_Your objective_: Transcribe the lines below verbatim, skipping the images.
========
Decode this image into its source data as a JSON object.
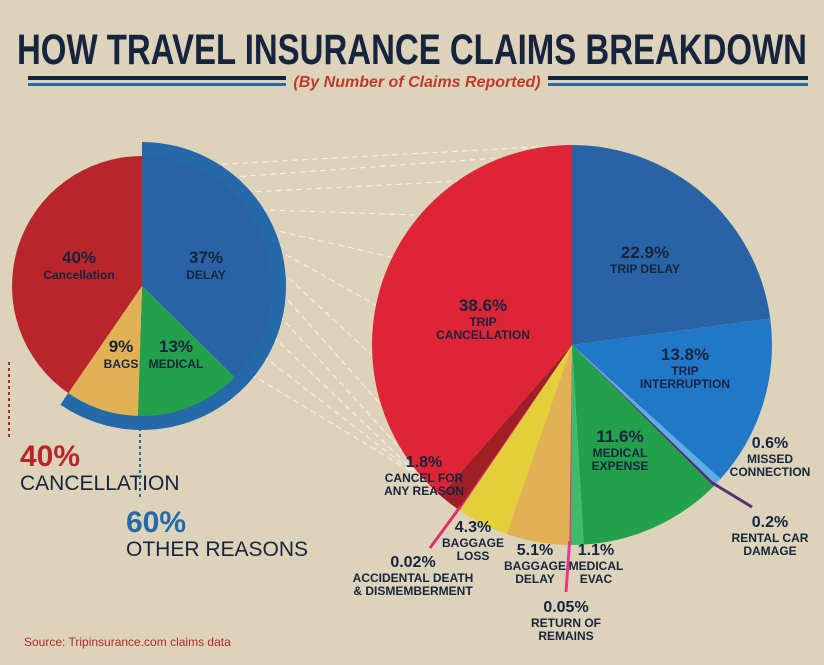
{
  "header": {
    "title": "HOW TRAVEL INSURANCE CLAIMS  BREAKDOWN",
    "subtitle": "(By Number of Claims Reported)"
  },
  "summary": {
    "cancel_pct": "40%",
    "cancel_label": "CANCELLATION",
    "other_pct": "60%",
    "other_label": "OTHER REASONS"
  },
  "source": "Source: Tripinsurance.com claims data",
  "chart_data": [
    {
      "type": "pie",
      "slices": [
        {
          "pct": "37%",
          "label": "DELAY",
          "value": 37,
          "color": "#2a63a5"
        },
        {
          "pct": "13%",
          "label": "MEDICAL",
          "value": 13,
          "color": "#22a04b"
        },
        {
          "pct": "9%",
          "label": "BAGS",
          "value": 9,
          "color": "#e2b155"
        },
        {
          "pct": "40%",
          "label": "Cancellation",
          "value": 40,
          "color": "#b8262c"
        }
      ],
      "highlight_color": "#2569ab"
    },
    {
      "type": "pie",
      "slices": [
        {
          "pct": "22.9%",
          "label": [
            "TRIP DELAY"
          ],
          "value": 22.9,
          "color": "#2a63a5"
        },
        {
          "pct": "13.8%",
          "label": [
            "TRIP",
            "INTERRUPTION"
          ],
          "value": 13.8,
          "color": "#2178c9"
        },
        {
          "pct": "0.6%",
          "label": [
            "MISSED",
            "CONNECTION"
          ],
          "value": 0.6,
          "color": "#5aaee6"
        },
        {
          "pct": "0.2%",
          "label": [
            "RENTAL CAR",
            "DAMAGE"
          ],
          "value": 0.2,
          "color": "#5b2f6e"
        },
        {
          "pct": "11.6%",
          "label": [
            "MEDICAL",
            "EXPENSE"
          ],
          "value": 11.6,
          "color": "#22a04b"
        },
        {
          "pct": "1.1%",
          "label": [
            "MEDICAL",
            "EVAC"
          ],
          "value": 1.1,
          "color": "#3dbd6a"
        },
        {
          "pct": "0.05%",
          "label": [
            "RETURN OF",
            "REMAINS"
          ],
          "value": 0.05,
          "color": "#e8378f"
        },
        {
          "pct": "5.1%",
          "label": [
            "BAGGAGE",
            "DELAY"
          ],
          "value": 5.1,
          "color": "#e2b155"
        },
        {
          "pct": "4.3%",
          "label": [
            "BAGGAGE",
            "LOSS"
          ],
          "value": 4.3,
          "color": "#e3cf3a"
        },
        {
          "pct": "0.02%",
          "label": [
            "ACCIDENTAL DEATH",
            "& DISMEMBERMENT"
          ],
          "value": 0.02,
          "color": "#d6336f"
        },
        {
          "pct": "1.8%",
          "label": [
            "CANCEL FOR",
            "ANY REASON"
          ],
          "value": 1.8,
          "color": "#a01e25"
        },
        {
          "pct": "38.6%",
          "label": [
            "TRIP",
            "CANCELLATION"
          ],
          "value": 38.6,
          "color": "#dd2535"
        }
      ]
    }
  ]
}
========
_Solution_:
Decode this image into its source data as a JSON object.
{
  "header": {
    "title": "HOW TRAVEL INSURANCE CLAIMS  BREAKDOWN",
    "subtitle": "(By Number of Claims Reported)"
  },
  "summary": {
    "cancel_pct": "40%",
    "cancel_label": "CANCELLATION",
    "other_pct": "60%",
    "other_label": "OTHER REASONS"
  },
  "source": "Source: Tripinsurance.com claims data",
  "chart_data": [
    {
      "type": "pie",
      "slices": [
        {
          "pct": "37%",
          "label": "DELAY",
          "value": 37,
          "color": "#2a63a5"
        },
        {
          "pct": "13%",
          "label": "MEDICAL",
          "value": 13,
          "color": "#22a04b"
        },
        {
          "pct": "9%",
          "label": "BAGS",
          "value": 9,
          "color": "#e2b155"
        },
        {
          "pct": "40%",
          "label": "Cancellation",
          "value": 40,
          "color": "#b8262c"
        }
      ],
      "highlight_color": "#2569ab"
    },
    {
      "type": "pie",
      "slices": [
        {
          "pct": "22.9%",
          "label": [
            "TRIP DELAY"
          ],
          "value": 22.9,
          "color": "#2a63a5"
        },
        {
          "pct": "13.8%",
          "label": [
            "TRIP",
            "INTERRUPTION"
          ],
          "value": 13.8,
          "color": "#2178c9"
        },
        {
          "pct": "0.6%",
          "label": [
            "MISSED",
            "CONNECTION"
          ],
          "value": 0.6,
          "color": "#5aaee6"
        },
        {
          "pct": "0.2%",
          "label": [
            "RENTAL CAR",
            "DAMAGE"
          ],
          "value": 0.2,
          "color": "#5b2f6e"
        },
        {
          "pct": "11.6%",
          "label": [
            "MEDICAL",
            "EXPENSE"
          ],
          "value": 11.6,
          "color": "#22a04b"
        },
        {
          "pct": "1.1%",
          "label": [
            "MEDICAL",
            "EVAC"
          ],
          "value": 1.1,
          "color": "#3dbd6a"
        },
        {
          "pct": "0.05%",
          "label": [
            "RETURN OF",
            "REMAINS"
          ],
          "value": 0.05,
          "color": "#e8378f"
        },
        {
          "pct": "5.1%",
          "label": [
            "BAGGAGE",
            "DELAY"
          ],
          "value": 5.1,
          "color": "#e2b155"
        },
        {
          "pct": "4.3%",
          "label": [
            "BAGGAGE",
            "LOSS"
          ],
          "value": 4.3,
          "color": "#e3cf3a"
        },
        {
          "pct": "0.02%",
          "label": [
            "ACCIDENTAL DEATH",
            "& DISMEMBERMENT"
          ],
          "value": 0.02,
          "color": "#d6336f"
        },
        {
          "pct": "1.8%",
          "label": [
            "CANCEL FOR",
            "ANY REASON"
          ],
          "value": 1.8,
          "color": "#a01e25"
        },
        {
          "pct": "38.6%",
          "label": [
            "TRIP",
            "CANCELLATION"
          ],
          "value": 38.6,
          "color": "#dd2535"
        }
      ]
    }
  ]
}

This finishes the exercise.